↓↓↓
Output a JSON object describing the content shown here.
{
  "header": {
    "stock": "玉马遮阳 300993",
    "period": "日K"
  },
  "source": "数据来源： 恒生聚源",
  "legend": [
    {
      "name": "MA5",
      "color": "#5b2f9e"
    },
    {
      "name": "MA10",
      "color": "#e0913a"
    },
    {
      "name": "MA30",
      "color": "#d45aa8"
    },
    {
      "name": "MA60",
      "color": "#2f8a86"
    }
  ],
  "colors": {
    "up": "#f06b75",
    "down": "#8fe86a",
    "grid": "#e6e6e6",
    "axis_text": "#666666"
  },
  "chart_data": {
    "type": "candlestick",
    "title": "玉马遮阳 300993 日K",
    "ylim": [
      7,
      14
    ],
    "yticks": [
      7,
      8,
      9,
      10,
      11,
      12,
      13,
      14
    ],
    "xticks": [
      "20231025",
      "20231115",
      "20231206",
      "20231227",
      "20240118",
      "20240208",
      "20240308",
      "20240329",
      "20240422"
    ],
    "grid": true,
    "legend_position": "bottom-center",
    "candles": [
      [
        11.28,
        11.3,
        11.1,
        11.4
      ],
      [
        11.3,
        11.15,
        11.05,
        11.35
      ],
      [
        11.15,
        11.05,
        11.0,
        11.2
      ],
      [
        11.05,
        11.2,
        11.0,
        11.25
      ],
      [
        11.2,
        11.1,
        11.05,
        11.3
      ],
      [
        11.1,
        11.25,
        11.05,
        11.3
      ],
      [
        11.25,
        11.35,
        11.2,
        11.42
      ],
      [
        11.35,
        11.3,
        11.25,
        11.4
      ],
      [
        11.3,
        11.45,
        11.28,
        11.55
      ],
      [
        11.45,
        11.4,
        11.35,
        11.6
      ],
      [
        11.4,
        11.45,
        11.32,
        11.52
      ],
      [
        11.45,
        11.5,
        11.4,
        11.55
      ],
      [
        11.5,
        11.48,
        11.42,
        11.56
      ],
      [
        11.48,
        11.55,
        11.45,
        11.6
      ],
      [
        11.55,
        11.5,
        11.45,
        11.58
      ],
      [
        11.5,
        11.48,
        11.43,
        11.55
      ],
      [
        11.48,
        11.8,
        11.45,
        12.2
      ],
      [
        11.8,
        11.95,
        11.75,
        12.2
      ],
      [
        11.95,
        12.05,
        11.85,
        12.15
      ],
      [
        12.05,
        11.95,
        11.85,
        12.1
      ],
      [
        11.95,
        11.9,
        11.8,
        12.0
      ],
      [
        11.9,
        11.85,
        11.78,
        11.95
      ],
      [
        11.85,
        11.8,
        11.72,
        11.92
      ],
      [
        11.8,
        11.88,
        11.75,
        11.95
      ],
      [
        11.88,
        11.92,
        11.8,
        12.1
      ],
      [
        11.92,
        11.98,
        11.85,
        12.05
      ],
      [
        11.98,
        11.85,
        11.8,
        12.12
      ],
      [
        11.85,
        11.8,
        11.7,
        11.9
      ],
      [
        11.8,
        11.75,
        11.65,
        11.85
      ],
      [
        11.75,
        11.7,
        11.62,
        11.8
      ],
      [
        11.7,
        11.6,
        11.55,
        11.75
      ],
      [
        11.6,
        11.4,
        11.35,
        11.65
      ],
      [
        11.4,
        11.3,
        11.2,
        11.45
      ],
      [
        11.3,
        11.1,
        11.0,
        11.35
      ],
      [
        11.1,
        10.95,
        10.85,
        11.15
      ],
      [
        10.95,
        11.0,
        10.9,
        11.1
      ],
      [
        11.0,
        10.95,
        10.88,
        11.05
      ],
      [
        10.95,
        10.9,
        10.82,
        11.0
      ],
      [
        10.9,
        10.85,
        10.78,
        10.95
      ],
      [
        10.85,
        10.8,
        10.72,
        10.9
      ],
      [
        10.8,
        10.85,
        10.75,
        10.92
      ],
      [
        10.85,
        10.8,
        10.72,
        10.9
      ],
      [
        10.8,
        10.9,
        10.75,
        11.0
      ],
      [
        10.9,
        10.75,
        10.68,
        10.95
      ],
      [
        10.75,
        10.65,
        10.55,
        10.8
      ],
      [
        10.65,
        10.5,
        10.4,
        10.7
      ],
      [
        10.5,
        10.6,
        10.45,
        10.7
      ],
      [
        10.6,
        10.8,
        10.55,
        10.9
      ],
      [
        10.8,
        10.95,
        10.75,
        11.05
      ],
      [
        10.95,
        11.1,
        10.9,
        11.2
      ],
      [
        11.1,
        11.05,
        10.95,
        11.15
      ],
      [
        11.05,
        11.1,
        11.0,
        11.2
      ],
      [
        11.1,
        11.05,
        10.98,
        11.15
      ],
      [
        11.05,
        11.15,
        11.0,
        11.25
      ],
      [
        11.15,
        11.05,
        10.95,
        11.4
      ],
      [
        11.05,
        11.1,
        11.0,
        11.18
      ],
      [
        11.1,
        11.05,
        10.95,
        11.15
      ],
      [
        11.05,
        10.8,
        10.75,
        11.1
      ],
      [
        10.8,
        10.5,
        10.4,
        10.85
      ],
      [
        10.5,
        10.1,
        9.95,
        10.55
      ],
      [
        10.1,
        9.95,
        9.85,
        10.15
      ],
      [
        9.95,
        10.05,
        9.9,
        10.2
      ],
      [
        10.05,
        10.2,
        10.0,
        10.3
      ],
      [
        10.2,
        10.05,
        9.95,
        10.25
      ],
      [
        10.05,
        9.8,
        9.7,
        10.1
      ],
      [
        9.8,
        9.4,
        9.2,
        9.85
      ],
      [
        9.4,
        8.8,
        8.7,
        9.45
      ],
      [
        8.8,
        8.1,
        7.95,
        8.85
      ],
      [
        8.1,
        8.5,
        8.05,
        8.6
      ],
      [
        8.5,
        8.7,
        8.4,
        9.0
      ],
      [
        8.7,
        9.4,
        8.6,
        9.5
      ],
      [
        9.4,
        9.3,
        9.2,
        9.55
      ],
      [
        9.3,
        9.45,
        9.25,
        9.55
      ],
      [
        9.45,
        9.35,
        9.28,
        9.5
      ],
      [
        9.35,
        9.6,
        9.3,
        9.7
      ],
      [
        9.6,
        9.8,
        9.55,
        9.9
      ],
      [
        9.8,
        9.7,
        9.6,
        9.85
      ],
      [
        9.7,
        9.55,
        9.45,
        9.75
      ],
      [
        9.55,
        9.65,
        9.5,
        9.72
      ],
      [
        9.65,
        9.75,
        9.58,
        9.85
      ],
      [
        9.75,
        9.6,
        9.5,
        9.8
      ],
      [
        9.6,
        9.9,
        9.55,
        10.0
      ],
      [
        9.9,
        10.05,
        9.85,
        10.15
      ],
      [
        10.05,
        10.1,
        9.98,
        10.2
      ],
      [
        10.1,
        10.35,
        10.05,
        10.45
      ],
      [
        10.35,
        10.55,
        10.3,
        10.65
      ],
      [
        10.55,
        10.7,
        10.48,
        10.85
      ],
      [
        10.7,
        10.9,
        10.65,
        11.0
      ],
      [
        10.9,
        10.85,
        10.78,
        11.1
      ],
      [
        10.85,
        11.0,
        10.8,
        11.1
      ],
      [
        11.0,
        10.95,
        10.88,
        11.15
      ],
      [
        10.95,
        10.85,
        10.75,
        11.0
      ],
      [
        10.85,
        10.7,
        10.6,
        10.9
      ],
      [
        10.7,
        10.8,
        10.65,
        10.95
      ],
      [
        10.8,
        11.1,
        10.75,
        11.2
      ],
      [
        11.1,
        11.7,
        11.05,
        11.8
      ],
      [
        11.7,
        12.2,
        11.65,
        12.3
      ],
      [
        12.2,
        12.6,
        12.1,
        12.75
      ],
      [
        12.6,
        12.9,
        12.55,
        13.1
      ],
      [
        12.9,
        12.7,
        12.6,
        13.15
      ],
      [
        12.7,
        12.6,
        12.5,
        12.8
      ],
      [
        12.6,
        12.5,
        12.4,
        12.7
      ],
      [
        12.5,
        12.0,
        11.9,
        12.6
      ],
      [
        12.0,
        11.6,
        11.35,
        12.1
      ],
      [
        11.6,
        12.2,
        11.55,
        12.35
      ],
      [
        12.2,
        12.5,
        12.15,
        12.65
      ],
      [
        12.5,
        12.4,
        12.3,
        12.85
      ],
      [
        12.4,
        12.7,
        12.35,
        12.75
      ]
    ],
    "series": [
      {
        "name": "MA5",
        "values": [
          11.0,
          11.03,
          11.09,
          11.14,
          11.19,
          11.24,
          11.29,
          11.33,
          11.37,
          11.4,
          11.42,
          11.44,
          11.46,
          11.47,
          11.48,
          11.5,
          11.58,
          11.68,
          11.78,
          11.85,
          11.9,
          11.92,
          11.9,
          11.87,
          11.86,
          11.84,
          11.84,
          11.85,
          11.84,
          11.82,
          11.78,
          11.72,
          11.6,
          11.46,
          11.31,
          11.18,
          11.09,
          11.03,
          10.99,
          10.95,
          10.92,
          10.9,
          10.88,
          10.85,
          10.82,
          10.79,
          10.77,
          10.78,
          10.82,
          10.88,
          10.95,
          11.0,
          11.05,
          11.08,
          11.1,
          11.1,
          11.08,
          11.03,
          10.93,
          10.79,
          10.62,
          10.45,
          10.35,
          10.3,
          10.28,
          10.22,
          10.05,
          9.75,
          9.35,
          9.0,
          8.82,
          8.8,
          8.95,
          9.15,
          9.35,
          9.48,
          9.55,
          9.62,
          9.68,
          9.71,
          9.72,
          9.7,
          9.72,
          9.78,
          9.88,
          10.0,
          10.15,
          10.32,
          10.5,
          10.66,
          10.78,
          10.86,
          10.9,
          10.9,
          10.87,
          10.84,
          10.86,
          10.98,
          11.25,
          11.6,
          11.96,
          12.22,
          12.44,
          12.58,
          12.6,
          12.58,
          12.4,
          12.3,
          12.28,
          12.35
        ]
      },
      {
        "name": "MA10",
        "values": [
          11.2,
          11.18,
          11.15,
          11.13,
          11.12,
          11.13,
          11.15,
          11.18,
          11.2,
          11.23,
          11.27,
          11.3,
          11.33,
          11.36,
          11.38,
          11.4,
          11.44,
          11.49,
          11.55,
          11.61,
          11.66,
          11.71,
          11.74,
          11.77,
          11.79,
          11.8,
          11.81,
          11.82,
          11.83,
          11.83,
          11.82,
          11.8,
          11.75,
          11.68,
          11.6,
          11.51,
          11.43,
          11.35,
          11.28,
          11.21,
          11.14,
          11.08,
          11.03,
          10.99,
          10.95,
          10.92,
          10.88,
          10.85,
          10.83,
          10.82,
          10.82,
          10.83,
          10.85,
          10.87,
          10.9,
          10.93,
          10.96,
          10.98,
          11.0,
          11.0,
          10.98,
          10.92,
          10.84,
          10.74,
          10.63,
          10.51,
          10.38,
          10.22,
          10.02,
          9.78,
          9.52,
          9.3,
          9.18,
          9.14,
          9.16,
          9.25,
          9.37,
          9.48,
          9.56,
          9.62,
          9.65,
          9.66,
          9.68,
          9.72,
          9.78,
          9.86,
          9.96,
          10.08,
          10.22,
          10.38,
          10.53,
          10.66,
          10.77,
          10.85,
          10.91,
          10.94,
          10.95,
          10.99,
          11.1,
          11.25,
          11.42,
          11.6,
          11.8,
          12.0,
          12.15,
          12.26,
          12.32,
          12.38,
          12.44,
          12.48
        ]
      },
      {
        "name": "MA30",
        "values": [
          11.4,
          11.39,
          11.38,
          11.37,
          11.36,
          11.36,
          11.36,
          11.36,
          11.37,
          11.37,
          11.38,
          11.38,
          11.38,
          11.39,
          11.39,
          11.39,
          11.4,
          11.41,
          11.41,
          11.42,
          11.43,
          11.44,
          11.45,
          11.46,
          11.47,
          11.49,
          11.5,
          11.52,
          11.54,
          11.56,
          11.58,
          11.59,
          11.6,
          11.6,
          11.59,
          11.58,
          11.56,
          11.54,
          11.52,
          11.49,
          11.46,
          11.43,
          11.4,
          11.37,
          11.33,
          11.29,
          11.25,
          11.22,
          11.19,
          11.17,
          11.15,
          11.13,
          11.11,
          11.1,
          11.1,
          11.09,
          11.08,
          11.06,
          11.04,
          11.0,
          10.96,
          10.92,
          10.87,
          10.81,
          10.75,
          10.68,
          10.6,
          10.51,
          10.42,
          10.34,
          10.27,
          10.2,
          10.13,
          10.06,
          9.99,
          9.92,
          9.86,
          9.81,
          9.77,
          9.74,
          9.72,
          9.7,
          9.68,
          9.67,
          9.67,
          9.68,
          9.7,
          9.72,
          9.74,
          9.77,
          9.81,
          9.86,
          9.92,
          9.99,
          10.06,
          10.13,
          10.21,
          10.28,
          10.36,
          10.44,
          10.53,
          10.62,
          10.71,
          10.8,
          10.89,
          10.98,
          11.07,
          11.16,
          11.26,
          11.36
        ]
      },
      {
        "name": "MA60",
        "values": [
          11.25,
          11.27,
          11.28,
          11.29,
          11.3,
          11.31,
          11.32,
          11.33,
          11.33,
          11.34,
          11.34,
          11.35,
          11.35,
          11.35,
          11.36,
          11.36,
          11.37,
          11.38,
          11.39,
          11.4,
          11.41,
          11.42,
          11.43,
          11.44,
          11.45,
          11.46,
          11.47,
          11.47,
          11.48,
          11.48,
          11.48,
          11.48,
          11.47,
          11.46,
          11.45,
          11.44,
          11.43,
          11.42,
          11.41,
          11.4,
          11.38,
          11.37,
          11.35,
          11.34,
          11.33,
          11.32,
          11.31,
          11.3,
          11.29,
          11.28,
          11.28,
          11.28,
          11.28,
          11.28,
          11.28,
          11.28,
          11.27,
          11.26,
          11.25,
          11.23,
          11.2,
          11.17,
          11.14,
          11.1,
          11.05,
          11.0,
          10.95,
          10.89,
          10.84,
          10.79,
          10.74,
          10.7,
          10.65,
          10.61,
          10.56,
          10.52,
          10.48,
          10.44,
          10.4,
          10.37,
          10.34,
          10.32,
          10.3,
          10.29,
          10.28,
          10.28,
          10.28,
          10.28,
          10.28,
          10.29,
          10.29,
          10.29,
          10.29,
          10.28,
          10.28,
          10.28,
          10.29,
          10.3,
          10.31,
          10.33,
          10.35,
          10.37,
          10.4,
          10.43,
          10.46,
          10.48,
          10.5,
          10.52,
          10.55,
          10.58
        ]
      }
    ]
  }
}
↑↑↑
- _GIVEN EXERCISE_
Search the data above for the string "name" and copy each line that has it.

- _TASK ANSWER_
      "name": "MA5",
      "name": "MA10",
      "name": "MA30",
      "name": "MA60",
        "name": "MA5",
        "name": "MA10",
        "name": "MA30",
        "name": "MA60",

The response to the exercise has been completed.